• **Given data**:
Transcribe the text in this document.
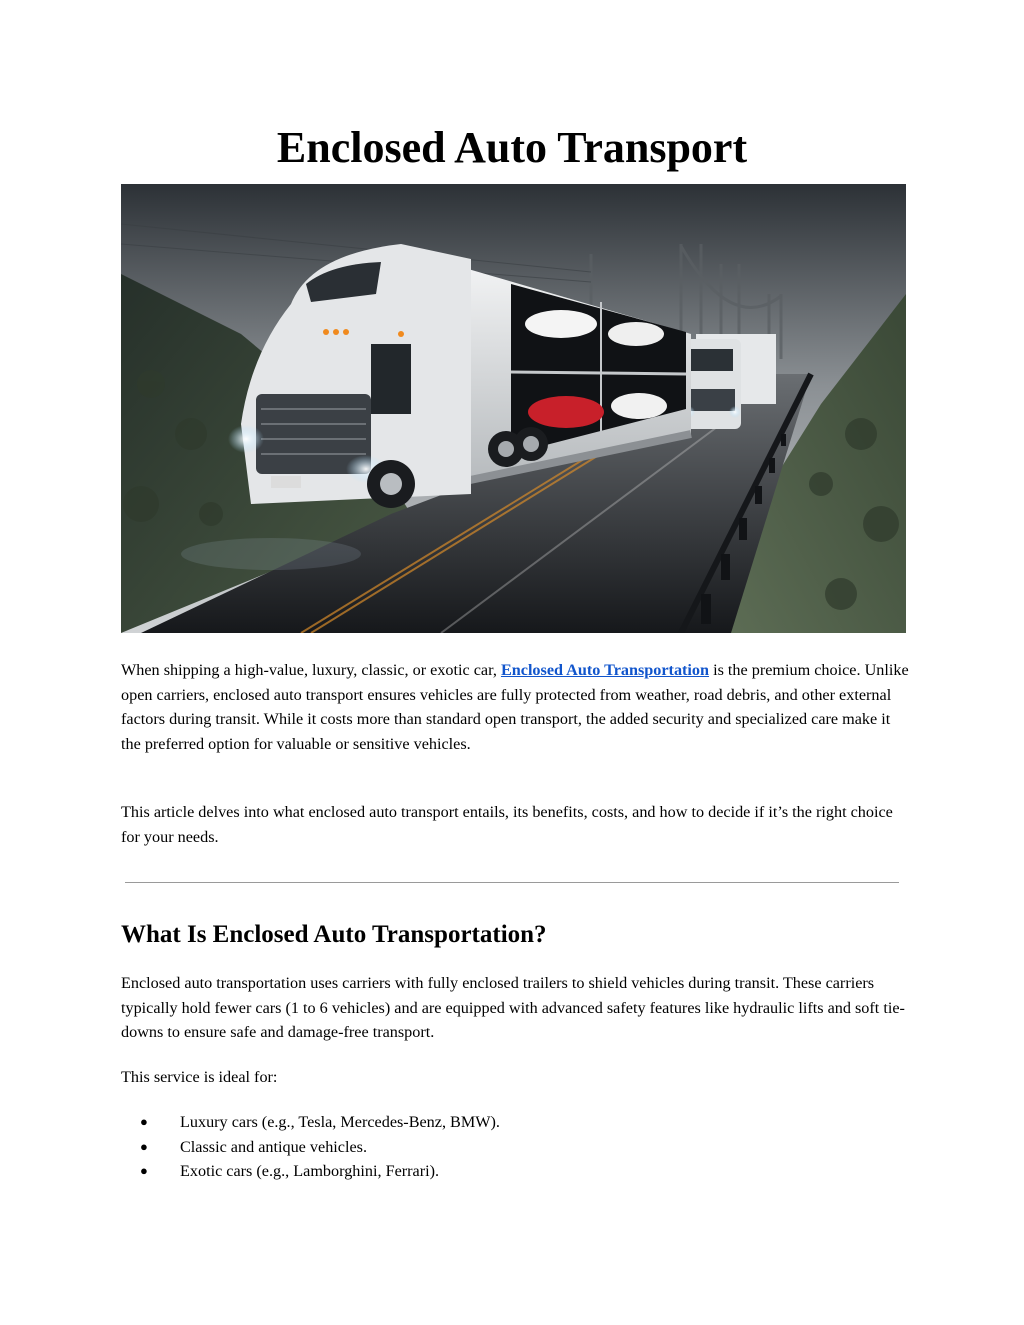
Enclosed Auto Transport

When shipping a high-value, luxury, classic, or exotic car, Enclosed Auto Transportation is the premium choice. Unlike open carriers, enclosed auto transport ensures vehicles are fully protected from weather, road debris, and other external factors during transit. While it costs more than standard open transport, the added security and specialized care make it the preferred option for valuable or sensitive vehicles.

This article delves into what enclosed auto transport entails, its benefits, costs, and how to decide if it’s the right choice for your needs.

What Is Enclosed Auto Transportation?

Enclosed auto transportation uses carriers with fully enclosed trailers to shield vehicles during transit. These carriers typically hold fewer cars (1 to 6 vehicles) and are equipped with advanced safety features like hydraulic lifts and soft tie-downs to ensure safe and damage-free transport.

This service is ideal for:

● Luxury cars (e.g., Tesla, Mercedes-Benz, BMW).
● Classic and antique vehicles.
● Exotic cars (e.g., Lamborghini, Ferrari).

• **Directive**:
Repeat all the records above exactly, leaving out any pictures.

• **Solution to this problem**:
Transcribe the text in this document.
Enclosed Auto Transport

When shipping a high-value, luxury, classic, or exotic car, Enclosed Auto Transportation is the premium choice. Unlike open carriers, enclosed auto transport ensures vehicles are fully protected from weather, road debris, and other external factors during transit. While it costs more than standard open transport, the added security and specialized care make it the preferred option for valuable or sensitive vehicles.

This article delves into what enclosed auto transport entails, its benefits, costs, and how to decide if it’s the right choice for your needs.

What Is Enclosed Auto Transportation?

Enclosed auto transportation uses carriers with fully enclosed trailers to shield vehicles during transit. These carriers typically hold fewer cars (1 to 6 vehicles) and are equipped with advanced safety features like hydraulic lifts and soft tie-downs to ensure safe and damage-free transport.

This service is ideal for:

● Luxury cars (e.g., Tesla, Mercedes-Benz, BMW).
● Classic and antique vehicles.
● Exotic cars (e.g., Lamborghini, Ferrari).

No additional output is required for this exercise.